---- Items

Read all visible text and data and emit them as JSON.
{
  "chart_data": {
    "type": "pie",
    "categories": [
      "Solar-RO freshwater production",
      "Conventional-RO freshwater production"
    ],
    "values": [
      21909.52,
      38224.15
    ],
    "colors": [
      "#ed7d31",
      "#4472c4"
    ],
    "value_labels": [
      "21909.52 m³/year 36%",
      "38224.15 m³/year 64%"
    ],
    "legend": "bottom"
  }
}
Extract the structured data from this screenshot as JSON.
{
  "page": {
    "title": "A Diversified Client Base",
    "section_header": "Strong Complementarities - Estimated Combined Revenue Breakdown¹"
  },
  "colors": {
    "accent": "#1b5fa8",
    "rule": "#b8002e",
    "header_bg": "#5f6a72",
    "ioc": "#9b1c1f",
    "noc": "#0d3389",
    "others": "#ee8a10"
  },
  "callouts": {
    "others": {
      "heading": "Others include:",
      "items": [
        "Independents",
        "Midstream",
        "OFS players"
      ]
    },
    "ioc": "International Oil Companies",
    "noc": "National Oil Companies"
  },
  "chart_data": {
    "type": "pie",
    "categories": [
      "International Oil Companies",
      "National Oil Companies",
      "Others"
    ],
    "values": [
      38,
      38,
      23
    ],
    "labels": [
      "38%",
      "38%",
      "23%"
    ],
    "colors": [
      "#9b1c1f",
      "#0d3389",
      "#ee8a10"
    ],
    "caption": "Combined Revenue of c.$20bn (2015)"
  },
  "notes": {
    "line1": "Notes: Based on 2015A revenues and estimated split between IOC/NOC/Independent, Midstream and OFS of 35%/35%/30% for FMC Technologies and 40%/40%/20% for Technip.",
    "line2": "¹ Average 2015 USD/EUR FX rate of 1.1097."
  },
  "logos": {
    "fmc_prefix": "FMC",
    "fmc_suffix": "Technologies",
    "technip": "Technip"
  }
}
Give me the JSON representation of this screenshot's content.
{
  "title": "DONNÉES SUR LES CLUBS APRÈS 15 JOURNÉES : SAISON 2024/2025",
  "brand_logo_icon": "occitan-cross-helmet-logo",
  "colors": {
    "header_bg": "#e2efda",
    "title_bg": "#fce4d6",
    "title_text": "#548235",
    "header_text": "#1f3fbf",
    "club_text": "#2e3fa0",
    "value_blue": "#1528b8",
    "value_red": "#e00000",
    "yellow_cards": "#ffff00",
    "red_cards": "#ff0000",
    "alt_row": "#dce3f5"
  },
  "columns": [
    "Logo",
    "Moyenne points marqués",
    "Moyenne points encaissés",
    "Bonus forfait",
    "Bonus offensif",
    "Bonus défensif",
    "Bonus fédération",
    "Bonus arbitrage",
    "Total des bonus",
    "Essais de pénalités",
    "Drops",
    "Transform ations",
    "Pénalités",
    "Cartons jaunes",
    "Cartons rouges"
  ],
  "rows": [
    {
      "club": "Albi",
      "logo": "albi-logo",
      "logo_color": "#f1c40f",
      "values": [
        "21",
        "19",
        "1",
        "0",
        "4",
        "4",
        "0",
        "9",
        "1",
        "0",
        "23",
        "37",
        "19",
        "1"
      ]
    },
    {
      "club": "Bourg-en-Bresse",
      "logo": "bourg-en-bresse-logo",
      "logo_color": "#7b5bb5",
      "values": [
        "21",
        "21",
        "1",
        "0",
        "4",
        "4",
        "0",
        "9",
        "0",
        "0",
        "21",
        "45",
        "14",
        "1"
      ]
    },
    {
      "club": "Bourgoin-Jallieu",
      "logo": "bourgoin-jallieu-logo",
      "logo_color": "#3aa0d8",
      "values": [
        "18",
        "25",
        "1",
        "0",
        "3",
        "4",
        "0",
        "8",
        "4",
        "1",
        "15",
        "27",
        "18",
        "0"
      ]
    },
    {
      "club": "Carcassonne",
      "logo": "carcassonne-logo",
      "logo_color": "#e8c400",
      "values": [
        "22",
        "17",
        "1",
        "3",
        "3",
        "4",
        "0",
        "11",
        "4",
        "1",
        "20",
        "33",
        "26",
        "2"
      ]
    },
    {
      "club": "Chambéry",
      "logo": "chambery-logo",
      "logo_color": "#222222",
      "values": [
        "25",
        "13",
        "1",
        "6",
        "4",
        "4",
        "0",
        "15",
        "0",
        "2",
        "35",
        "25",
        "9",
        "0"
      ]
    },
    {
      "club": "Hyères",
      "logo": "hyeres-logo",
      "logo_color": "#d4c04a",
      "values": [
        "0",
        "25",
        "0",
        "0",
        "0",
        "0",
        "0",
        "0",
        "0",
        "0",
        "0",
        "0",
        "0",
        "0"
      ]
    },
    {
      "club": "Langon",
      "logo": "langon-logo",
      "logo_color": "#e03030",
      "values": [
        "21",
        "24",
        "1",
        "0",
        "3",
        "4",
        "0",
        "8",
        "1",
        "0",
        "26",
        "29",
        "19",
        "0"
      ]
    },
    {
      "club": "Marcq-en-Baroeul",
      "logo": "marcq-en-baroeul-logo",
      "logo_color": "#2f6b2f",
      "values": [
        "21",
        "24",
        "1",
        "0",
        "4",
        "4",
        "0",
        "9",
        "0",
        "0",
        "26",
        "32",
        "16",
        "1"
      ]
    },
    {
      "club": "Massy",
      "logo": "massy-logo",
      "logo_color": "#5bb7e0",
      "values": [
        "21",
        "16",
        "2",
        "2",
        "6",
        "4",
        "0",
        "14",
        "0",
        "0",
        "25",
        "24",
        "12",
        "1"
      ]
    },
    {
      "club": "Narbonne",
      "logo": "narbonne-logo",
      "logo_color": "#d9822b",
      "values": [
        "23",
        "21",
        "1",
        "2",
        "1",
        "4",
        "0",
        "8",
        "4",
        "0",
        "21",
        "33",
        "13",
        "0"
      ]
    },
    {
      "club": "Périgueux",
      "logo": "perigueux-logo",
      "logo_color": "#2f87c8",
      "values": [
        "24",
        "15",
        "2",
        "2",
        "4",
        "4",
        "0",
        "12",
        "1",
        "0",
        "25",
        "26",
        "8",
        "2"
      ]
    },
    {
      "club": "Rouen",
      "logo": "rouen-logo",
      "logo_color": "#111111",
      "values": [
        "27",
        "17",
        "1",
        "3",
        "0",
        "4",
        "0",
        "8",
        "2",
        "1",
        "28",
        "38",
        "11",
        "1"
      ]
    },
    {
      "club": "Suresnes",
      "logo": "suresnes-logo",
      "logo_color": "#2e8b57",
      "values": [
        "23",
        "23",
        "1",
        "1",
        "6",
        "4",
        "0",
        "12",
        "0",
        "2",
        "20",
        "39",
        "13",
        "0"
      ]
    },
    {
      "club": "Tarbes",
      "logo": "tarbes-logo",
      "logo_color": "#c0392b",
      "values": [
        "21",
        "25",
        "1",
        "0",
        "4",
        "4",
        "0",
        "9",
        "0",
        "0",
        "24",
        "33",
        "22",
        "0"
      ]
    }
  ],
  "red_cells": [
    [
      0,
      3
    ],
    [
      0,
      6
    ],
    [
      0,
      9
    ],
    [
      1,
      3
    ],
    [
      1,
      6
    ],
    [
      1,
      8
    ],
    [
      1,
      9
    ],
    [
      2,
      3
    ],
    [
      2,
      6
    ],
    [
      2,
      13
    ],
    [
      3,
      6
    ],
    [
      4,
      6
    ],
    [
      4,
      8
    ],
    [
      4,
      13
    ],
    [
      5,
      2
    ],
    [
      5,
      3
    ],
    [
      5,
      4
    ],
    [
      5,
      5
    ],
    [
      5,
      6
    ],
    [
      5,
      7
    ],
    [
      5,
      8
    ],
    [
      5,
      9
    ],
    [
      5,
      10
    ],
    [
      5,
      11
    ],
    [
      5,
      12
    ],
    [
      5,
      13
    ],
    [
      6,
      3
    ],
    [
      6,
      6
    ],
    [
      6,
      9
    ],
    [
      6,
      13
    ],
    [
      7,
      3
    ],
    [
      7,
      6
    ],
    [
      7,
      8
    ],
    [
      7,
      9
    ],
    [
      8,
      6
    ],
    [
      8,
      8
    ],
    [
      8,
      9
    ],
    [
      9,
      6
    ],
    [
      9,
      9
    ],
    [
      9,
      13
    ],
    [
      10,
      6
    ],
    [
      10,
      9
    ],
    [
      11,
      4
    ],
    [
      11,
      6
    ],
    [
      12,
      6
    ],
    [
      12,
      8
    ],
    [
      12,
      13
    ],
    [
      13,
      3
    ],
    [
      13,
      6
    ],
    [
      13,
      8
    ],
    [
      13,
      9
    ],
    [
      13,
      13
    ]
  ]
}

--------

_Goal of the exercise_
Gather all lines of the records that include the word "Midstream".

_Finished exercise_
        "Midstream",
    "line1": "Notes: Based on 2015A revenues and estimated split between IOC/NOC/Independent, Midstream and OFS of 35%/35%/30% for FMC Technologies and 40%/40%/20% for Technip.",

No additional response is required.